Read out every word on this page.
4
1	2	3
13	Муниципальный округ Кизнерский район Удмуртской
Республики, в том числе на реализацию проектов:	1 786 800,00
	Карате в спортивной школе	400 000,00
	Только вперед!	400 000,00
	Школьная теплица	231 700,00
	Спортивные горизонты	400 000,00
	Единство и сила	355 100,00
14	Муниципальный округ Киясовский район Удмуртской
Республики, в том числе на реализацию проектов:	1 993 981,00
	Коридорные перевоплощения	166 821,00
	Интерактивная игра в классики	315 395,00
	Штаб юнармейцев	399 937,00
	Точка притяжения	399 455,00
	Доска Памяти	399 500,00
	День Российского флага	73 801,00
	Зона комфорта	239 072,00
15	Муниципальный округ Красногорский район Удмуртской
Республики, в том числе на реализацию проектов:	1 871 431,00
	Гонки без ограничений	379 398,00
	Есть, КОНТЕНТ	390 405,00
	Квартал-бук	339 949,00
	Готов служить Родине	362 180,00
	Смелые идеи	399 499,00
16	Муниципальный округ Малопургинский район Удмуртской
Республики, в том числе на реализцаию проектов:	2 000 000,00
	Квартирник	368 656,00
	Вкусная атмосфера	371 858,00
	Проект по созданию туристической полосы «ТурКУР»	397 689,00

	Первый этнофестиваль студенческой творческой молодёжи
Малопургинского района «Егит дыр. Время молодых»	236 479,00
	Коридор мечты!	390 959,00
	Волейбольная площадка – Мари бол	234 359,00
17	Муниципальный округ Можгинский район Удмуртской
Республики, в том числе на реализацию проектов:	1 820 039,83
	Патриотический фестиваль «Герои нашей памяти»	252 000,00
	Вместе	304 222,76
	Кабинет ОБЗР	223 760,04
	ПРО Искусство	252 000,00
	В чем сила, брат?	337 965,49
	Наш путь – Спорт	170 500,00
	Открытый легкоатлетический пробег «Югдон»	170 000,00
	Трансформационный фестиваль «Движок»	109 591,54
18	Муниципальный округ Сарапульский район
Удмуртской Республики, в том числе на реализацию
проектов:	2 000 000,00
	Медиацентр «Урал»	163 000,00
########
WRITTEN EXERCISE: Exactly reproduce all of the entries above.

OUTPUT:
Read out every word on this page.
4
1	2	3
13	Муниципальный округ Кизнерский район Удмуртской
Республики, в том числе на реализацию проектов:	1 786 800,00
	Карате в спортивной школе	400 000,00
	Только вперед!	400 000,00
	Школьная теплица	231 700,00
	Спортивные горизонты	400 000,00
	Единство и сила	355 100,00
14	Муниципальный округ Киясовский район Удмуртской
Республики, в том числе на реализацию проектов:	1 993 981,00
	Коридорные перевоплощения	166 821,00
	Интерактивная игра в классики	315 395,00
	Штаб юнармейцев	399 937,00
	Точка притяжения	399 455,00
	Доска Памяти	399 500,00
	День Российского флага	73 801,00
	Зона комфорта	239 072,00
15	Муниципальный округ Красногорский район Удмуртской
Республики, в том числе на реализацию проектов:	1 871 431,00
	Гонки без ограничений	379 398,00
	Есть, КОНТЕНТ	390 405,00
	Квартал-бук	339 949,00
	Готов служить Родине	362 180,00
	Смелые идеи	399 499,00
16	Муниципальный округ Малопургинский район Удмуртской
Республики, в том числе на реализцаию проектов:	2 000 000,00
	Квартирник	368 656,00
	Вкусная атмосфера	371 858,00
	Проект по созданию туристической полосы «ТурКУР»	397 689,00

	Первый этнофестиваль студенческой творческой молодёжи
Малопургинского района «Егит дыр. Время молодых»	236 479,00
	Коридор мечты!	390 959,00
	Волейбольная площадка – Мари бол	234 359,00
17	Муниципальный округ Можгинский район Удмуртской
Республики, в том числе на реализацию проектов:	1 820 039,83
	Патриотический фестиваль «Герои нашей памяти»	252 000,00
	Вместе	304 222,76
	Кабинет ОБЗР	223 760,04
	ПРО Искусство	252 000,00
	В чем сила, брат?	337 965,49
	Наш путь – Спорт	170 500,00
	Открытый легкоатлетический пробег «Югдон»	170 000,00
	Трансформационный фестиваль «Движок»	109 591,54
18	Муниципальный округ Сарапульский район
Удмуртской Республики, в том числе на реализацию
проектов:	2 000 000,00
	Медиацентр «Урал»	163 000,00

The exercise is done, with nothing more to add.